(Excerpts from a figure dataset)
══════════

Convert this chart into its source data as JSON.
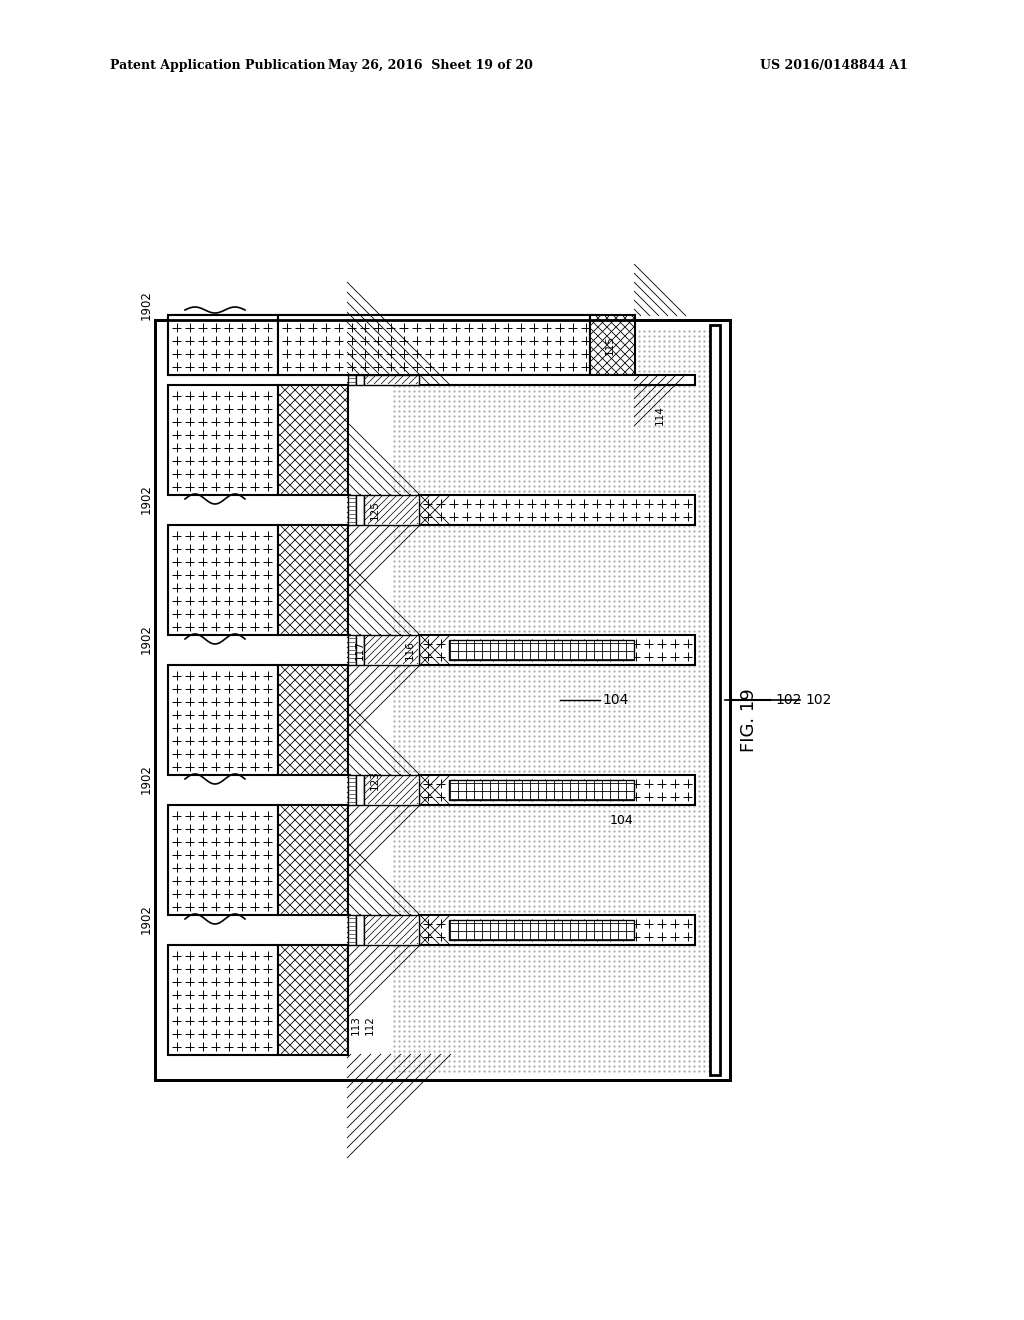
{
  "title_left": "Patent Application Publication",
  "title_mid": "May 26, 2016  Sheet 19 of 20",
  "title_right": "US 2016/0148844 A1",
  "fig_label": "FIG. 19",
  "bg_color": "#ffffff",
  "outer_border_color": "#000000",
  "diagram": {
    "substrate_label": "102",
    "nwell_label": "104",
    "note_1902": "1902",
    "labels": [
      "112",
      "113",
      "115",
      "114",
      "116",
      "117",
      "123",
      "125"
    ]
  }
}
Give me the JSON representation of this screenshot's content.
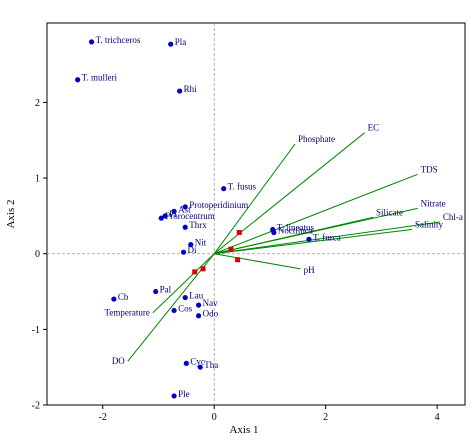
{
  "chart_data": {
    "type": "scatter",
    "title": "",
    "xlabel": "Axis 1",
    "ylabel": "Axis 2",
    "xlim": [
      -3,
      4.5
    ],
    "ylim": [
      -2,
      3.05
    ],
    "xticks": [
      -2,
      0,
      2,
      4
    ],
    "yticks": [
      -2,
      -1,
      0,
      1,
      2
    ],
    "xtick_labels": [
      "-2",
      "0",
      "2",
      "4"
    ],
    "ytick_labels": [
      "-2",
      "-1",
      "0",
      "1",
      "2"
    ],
    "zero_lines": true,
    "grid": false,
    "species": [
      {
        "label": "T. trichceros",
        "x": -2.2,
        "y": 2.8
      },
      {
        "label": "Pla",
        "x": -0.78,
        "y": 2.77
      },
      {
        "label": "T. mulleri",
        "x": -2.45,
        "y": 2.3
      },
      {
        "label": "Rhi",
        "x": -0.62,
        "y": 2.15
      },
      {
        "label": "T. fusus",
        "x": 0.17,
        "y": 0.86
      },
      {
        "label": "Protoperidinium",
        "x": -0.52,
        "y": 0.62
      },
      {
        "label": "Ast",
        "x": -0.72,
        "y": 0.56
      },
      {
        "label": "Pl",
        "x": -0.88,
        "y": 0.5
      },
      {
        "label": "Prorocentrum",
        "x": -0.95,
        "y": 0.47
      },
      {
        "label": "Thrx",
        "x": -0.52,
        "y": 0.35
      },
      {
        "label": "T. lineatus",
        "x": 1.05,
        "y": 0.32
      },
      {
        "label": "Noctiluca",
        "x": 1.07,
        "y": 0.28
      },
      {
        "label": "T. furca",
        "x": 1.7,
        "y": 0.19
      },
      {
        "label": "Nit",
        "x": -0.42,
        "y": 0.12
      },
      {
        "label": "Di",
        "x": -0.55,
        "y": 0.02
      },
      {
        "label": "Pal",
        "x": -1.05,
        "y": -0.5
      },
      {
        "label": "Cb",
        "x": -1.8,
        "y": -0.6
      },
      {
        "label": "Lau",
        "x": -0.52,
        "y": -0.58
      },
      {
        "label": "Nav",
        "x": -0.28,
        "y": -0.68
      },
      {
        "label": "Cos",
        "x": -0.72,
        "y": -0.75
      },
      {
        "label": "Odo",
        "x": -0.28,
        "y": -0.82
      },
      {
        "label": "Cyc",
        "x": -0.5,
        "y": -1.45
      },
      {
        "label": "Tha",
        "x": -0.25,
        "y": -1.5
      },
      {
        "label": "Ple",
        "x": -0.72,
        "y": -1.88
      }
    ],
    "sites": [
      {
        "x": -0.2,
        "y": -0.2
      },
      {
        "x": -0.35,
        "y": -0.24
      },
      {
        "x": 0.42,
        "y": -0.08
      },
      {
        "x": 0.3,
        "y": 0.06
      },
      {
        "x": 0.45,
        "y": 0.28
      }
    ],
    "environmental_vectors": [
      {
        "label": "EC",
        "x": 2.7,
        "y": 1.6
      },
      {
        "label": "Phosphate",
        "x": 1.45,
        "y": 1.45
      },
      {
        "label": "TDS",
        "x": 3.65,
        "y": 1.05
      },
      {
        "label": "Nitrate",
        "x": 3.65,
        "y": 0.6
      },
      {
        "label": "Silicate",
        "x": 2.85,
        "y": 0.48
      },
      {
        "label": "Chl-a",
        "x": 4.05,
        "y": 0.42
      },
      {
        "label": "Salinity",
        "x": 3.55,
        "y": 0.32
      },
      {
        "label": "pH",
        "x": 1.55,
        "y": -0.2
      },
      {
        "label": "Temperature",
        "x": -1.1,
        "y": -0.78
      },
      {
        "label": "DO",
        "x": -1.55,
        "y": -1.42
      }
    ],
    "colors": {
      "species_point": "#0000cc",
      "site_point": "#dd0000",
      "vector": "#008800",
      "label": "#00007f",
      "axis": "#000000",
      "zero_line": "#999999"
    }
  }
}
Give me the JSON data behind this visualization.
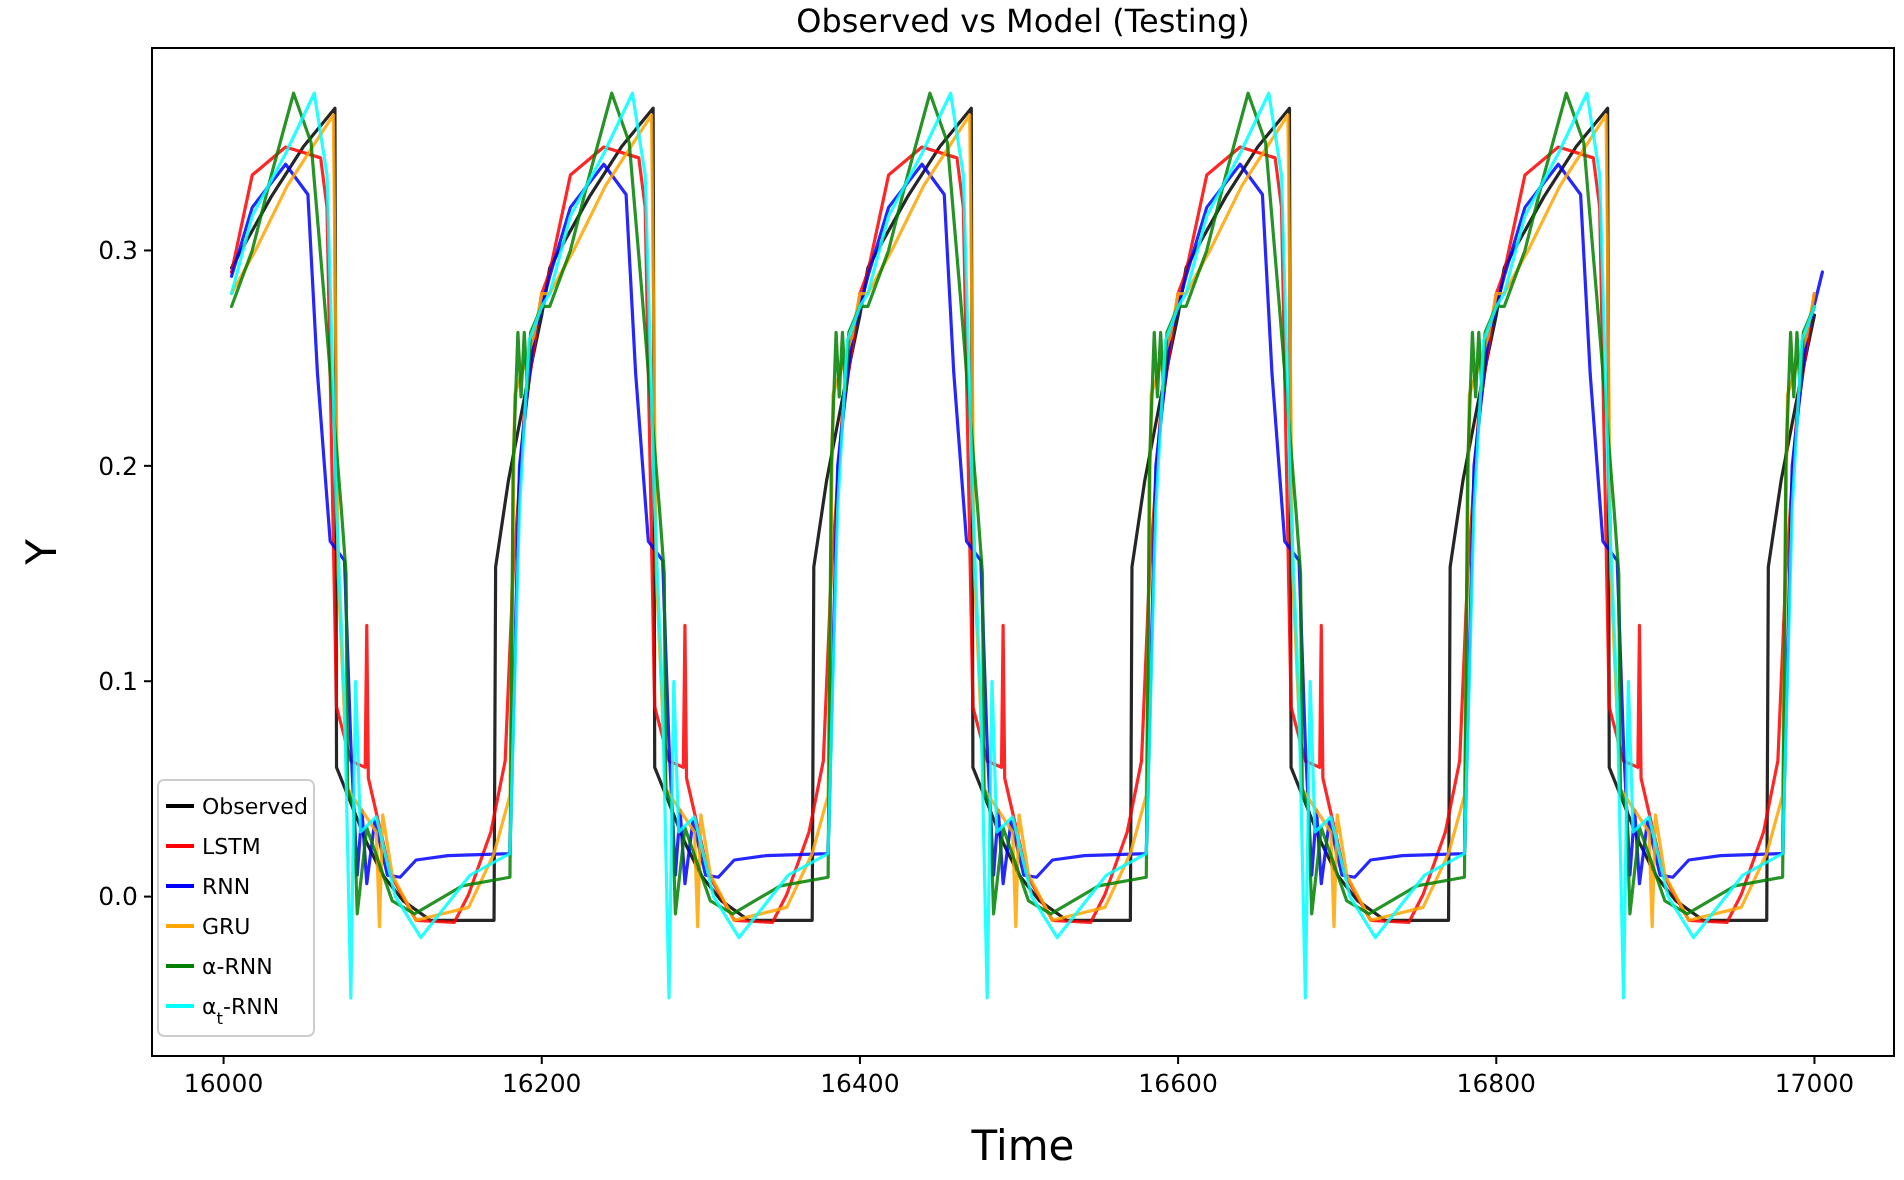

══════════

## WHAT TO DO
Repeat each entry exactly. Pictures do not belong in the copy.

## ANSWER FOR THE TASK
Convert this chart into its source data as JSON.
{
  "title_left": "Patent Application Publication",
  "title_mid": "May 26, 2016  Sheet 19 of 20",
  "title_right": "US 2016/0148844 A1",
  "fig_label": "FIG. 19",
  "bg_color": "#ffffff",
  "outer_border_color": "#000000",
  "diagram": {
    "substrate_label": "102",
    "nwell_label": "104",
    "note_1902": "1902",
    "labels": [
      "112",
      "113",
      "115",
      "114",
      "116",
      "117",
      "123",
      "125"
    ]
  }
}
Give me the JSON representation of this screenshot's content.
{
  "chart_data": {
    "type": "scatter",
    "title": "",
    "xlabel": "Axis 1",
    "ylabel": "Axis 2",
    "xlim": [
      -3,
      4.5
    ],
    "ylim": [
      -2,
      3.05
    ],
    "xticks": [
      -2,
      0,
      2,
      4
    ],
    "yticks": [
      -2,
      -1,
      0,
      1,
      2
    ],
    "xtick_labels": [
      "-2",
      "0",
      "2",
      "4"
    ],
    "ytick_labels": [
      "-2",
      "-1",
      "0",
      "1",
      "2"
    ],
    "zero_lines": true,
    "grid": false,
    "species": [
      {
        "label": "T. trichceros",
        "x": -2.2,
        "y": 2.8
      },
      {
        "label": "Pla",
        "x": -0.78,
        "y": 2.77
      },
      {
        "label": "T. mulleri",
        "x": -2.45,
        "y": 2.3
      },
      {
        "label": "Rhi",
        "x": -0.62,
        "y": 2.15
      },
      {
        "label": "T. fusus",
        "x": 0.17,
        "y": 0.86
      },
      {
        "label": "Protoperidinium",
        "x": -0.52,
        "y": 0.62
      },
      {
        "label": "Ast",
        "x": -0.72,
        "y": 0.56
      },
      {
        "label": "Pl",
        "x": -0.88,
        "y": 0.5
      },
      {
        "label": "Prorocentrum",
        "x": -0.95,
        "y": 0.47
      },
      {
        "label": "Thrx",
        "x": -0.52,
        "y": 0.35
      },
      {
        "label": "T. lineatus",
        "x": 1.05,
        "y": 0.32
      },
      {
        "label": "Noctiluca",
        "x": 1.07,
        "y": 0.28
      },
      {
        "label": "T. furca",
        "x": 1.7,
        "y": 0.19
      },
      {
        "label": "Nit",
        "x": -0.42,
        "y": 0.12
      },
      {
        "label": "Di",
        "x": -0.55,
        "y": 0.02
      },
      {
        "label": "Pal",
        "x": -1.05,
        "y": -0.5
      },
      {
        "label": "Cb",
        "x": -1.8,
        "y": -0.6
      },
      {
        "label": "Lau",
        "x": -0.52,
        "y": -0.58
      },
      {
        "label": "Nav",
        "x": -0.28,
        "y": -0.68
      },
      {
        "label": "Cos",
        "x": -0.72,
        "y": -0.75
      },
      {
        "label": "Odo",
        "x": -0.28,
        "y": -0.82
      },
      {
        "label": "Cyc",
        "x": -0.5,
        "y": -1.45
      },
      {
        "label": "Tha",
        "x": -0.25,
        "y": -1.5
      },
      {
        "label": "Ple",
        "x": -0.72,
        "y": -1.88
      }
    ],
    "sites": [
      {
        "x": -0.2,
        "y": -0.2
      },
      {
        "x": -0.35,
        "y": -0.24
      },
      {
        "x": 0.42,
        "y": -0.08
      },
      {
        "x": 0.3,
        "y": 0.06
      },
      {
        "x": 0.45,
        "y": 0.28
      }
    ],
    "environmental_vectors": [
      {
        "label": "EC",
        "x": 2.7,
        "y": 1.6
      },
      {
        "label": "Phosphate",
        "x": 1.45,
        "y": 1.45
      },
      {
        "label": "TDS",
        "x": 3.65,
        "y": 1.05
      },
      {
        "label": "Nitrate",
        "x": 3.65,
        "y": 0.6
      },
      {
        "label": "Silicate",
        "x": 2.85,
        "y": 0.48
      },
      {
        "label": "Chl-a",
        "x": 4.05,
        "y": 0.42
      },
      {
        "label": "Salinity",
        "x": 3.55,
        "y": 0.32
      },
      {
        "label": "pH",
        "x": 1.55,
        "y": -0.2
      },
      {
        "label": "Temperature",
        "x": -1.1,
        "y": -0.78
      },
      {
        "label": "DO",
        "x": -1.55,
        "y": -1.42
      }
    ],
    "colors": {
      "species_point": "#0000cc",
      "site_point": "#dd0000",
      "vector": "#008800",
      "label": "#00007f",
      "axis": "#000000",
      "zero_line": "#999999"
    }
  }
}
Give me the JSON data behind this visualization.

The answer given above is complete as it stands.